Take the material below and retype it in full; pictures are left out.

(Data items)
+++

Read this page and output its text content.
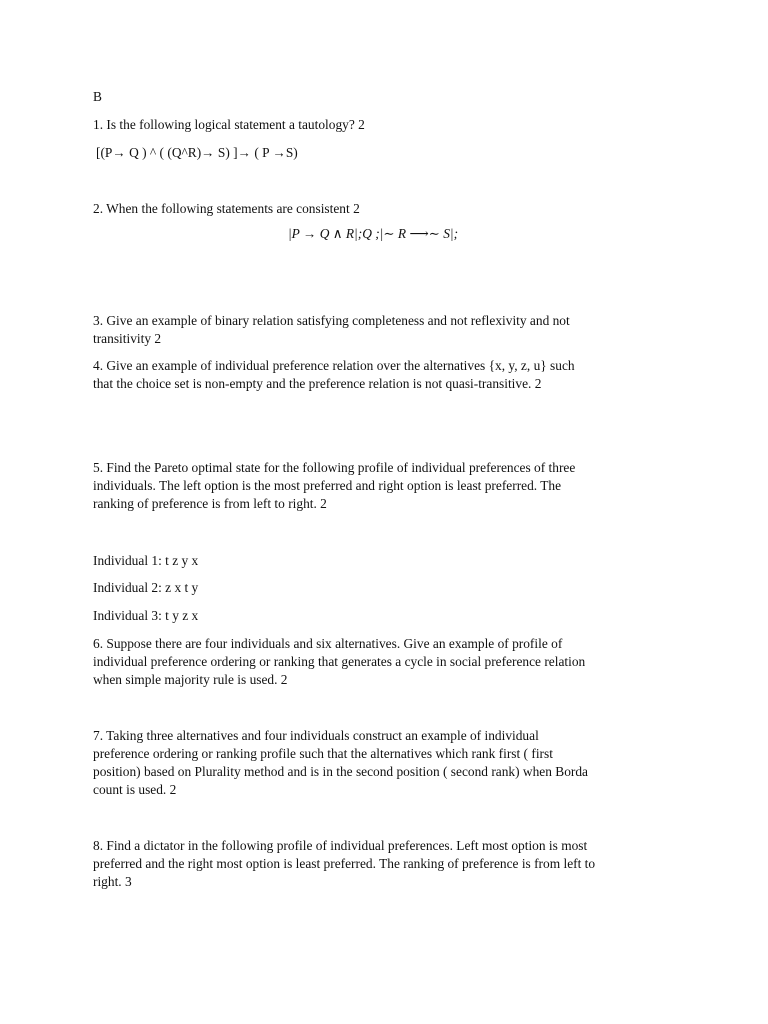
B
1. Is the following logical statement a tautology? 2
[(P→ Q ) ^ ( (Q^R)→ S) ]→ ( P →S)
2. When the following statements are consistent 2
|P → Q ∧ R|;Q ;|∼ R ⟶∼ S|;
3. Give an example of binary relation satisfying completeness and not reflexivity and not
transitivity 2
4. Give an example of individual preference relation over the alternatives {x, y, z, u} such
that the choice set is non-empty and the preference relation is not quasi-transitive. 2
5. Find the Pareto optimal state for the following profile of individual preferences of three
individuals. The left option is the most preferred and right option is least preferred. The
ranking of preference is from left to right. 2
Individual 1: t z y x
Individual 2: z x t y
Individual 3: t y z x
6. Suppose there are four individuals and six alternatives. Give an example of profile of
individual preference ordering or ranking that generates a cycle in social preference relation
when simple majority rule is used. 2
7. Taking three alternatives and four individuals construct an example of individual
preference ordering or ranking profile such that the alternatives which rank first ( first
position) based on Plurality method and is in the second position ( second rank) when Borda
count is used. 2
8. Find a dictator in the following profile of individual preferences. Left most option is most
preferred and the right most option is least preferred. The ranking of preference is from left to
right. 3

+++

__FULL OUTPUT__:
Read this page and output its text content.
B
1. Is the following logical statement a tautology? 2
[(P→ Q ) ^ ( (Q^R)→ S) ]→ ( P →S)
2. When the following statements are consistent 2
|P → Q ∧ R|;Q ;|∼ R ⟶∼ S|;
3. Give an example of binary relation satisfying completeness and not reflexivity and not
transitivity 2
4. Give an example of individual preference relation over the alternatives {x, y, z, u} such
that the choice set is non-empty and the preference relation is not quasi-transitive. 2
5. Find the Pareto optimal state for the following profile of individual preferences of three
individuals. The left option is the most preferred and right option is least preferred. The
ranking of preference is from left to right. 2
Individual 1: t z y x
Individual 2: z x t y
Individual 3: t y z x
6. Suppose there are four individuals and six alternatives. Give an example of profile of
individual preference ordering or ranking that generates a cycle in social preference relation
when simple majority rule is used. 2
7. Taking three alternatives and four individuals construct an example of individual
preference ordering or ranking profile such that the alternatives which rank first ( first
position) based on Plurality method and is in the second position ( second rank) when Borda
count is used. 2
8. Find a dictator in the following profile of individual preferences. Left most option is most
preferred and the right most option is least preferred. The ranking of preference is from left to
right. 3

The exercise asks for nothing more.